Exercise task =
From the listing below, pull each line that includes "this".

Given information =
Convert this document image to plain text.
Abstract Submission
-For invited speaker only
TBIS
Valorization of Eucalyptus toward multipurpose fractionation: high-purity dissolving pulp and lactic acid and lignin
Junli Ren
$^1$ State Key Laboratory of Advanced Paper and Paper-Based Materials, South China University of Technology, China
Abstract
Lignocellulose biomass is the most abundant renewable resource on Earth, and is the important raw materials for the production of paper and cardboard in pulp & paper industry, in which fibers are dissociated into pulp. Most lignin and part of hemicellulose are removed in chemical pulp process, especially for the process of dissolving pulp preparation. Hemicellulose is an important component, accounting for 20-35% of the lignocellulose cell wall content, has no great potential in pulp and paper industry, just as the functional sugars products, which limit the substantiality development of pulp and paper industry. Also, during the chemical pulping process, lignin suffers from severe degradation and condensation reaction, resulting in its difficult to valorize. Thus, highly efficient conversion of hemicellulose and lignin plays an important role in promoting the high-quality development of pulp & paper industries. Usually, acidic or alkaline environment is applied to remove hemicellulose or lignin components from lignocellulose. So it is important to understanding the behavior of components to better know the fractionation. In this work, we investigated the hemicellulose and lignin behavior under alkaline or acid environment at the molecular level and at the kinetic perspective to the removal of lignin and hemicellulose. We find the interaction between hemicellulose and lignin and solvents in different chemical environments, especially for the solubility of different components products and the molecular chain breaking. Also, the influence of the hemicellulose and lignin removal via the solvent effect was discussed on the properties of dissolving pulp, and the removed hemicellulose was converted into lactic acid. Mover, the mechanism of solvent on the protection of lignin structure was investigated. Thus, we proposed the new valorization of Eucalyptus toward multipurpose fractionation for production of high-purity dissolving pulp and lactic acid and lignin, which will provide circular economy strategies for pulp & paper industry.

Response to the task =
Convert this document image to plain text.
Lignocellulose biomass is the most abundant renewable resource on Earth, and is the important raw materials for the production of paper and cardboard in pulp & paper industry, in which fibers are dissociated into pulp. Most lignin and part of hemicellulose are removed in chemical pulp process, especially for the process of dissolving pulp preparation. Hemicellulose is an important component, accounting for 20-35% of the lignocellulose cell wall content, has no great potential in pulp and paper industry, just as the functional sugars products, which limit the substantiality development of pulp and paper industry. Also, during the chemical pulping process, lignin suffers from severe degradation and condensation reaction, resulting in its difficult to valorize. Thus, highly efficient conversion of hemicellulose and lignin plays an important role in promoting the high-quality development of pulp & paper industries. Usually, acidic or alkaline environment is applied to remove hemicellulose or lignin components from lignocellulose. So it is important to understanding the behavior of components to better know the fractionation. In this work, we investigated the hemicellulose and lignin behavior under alkaline or acid environment at the molecular level and at the kinetic perspective to the removal of lignin and hemicellulose. We find the interaction between hemicellulose and lignin and solvents in different chemical environments, especially for the solubility of different components products and the molecular chain breaking. Also, the influence of the hemicellulose and lignin removal via the solvent effect was discussed on the properties of dissolving pulp, and the removed hemicellulose was converted into lactic acid. Mover, the mechanism of solvent on the protection of lignin structure was investigated. Thus, we proposed the new valorization of Eucalyptus toward multipurpose fractionation for production of high-purity dissolving pulp and lactic acid and lignin, which will provide circular economy strategies for pulp & paper industry.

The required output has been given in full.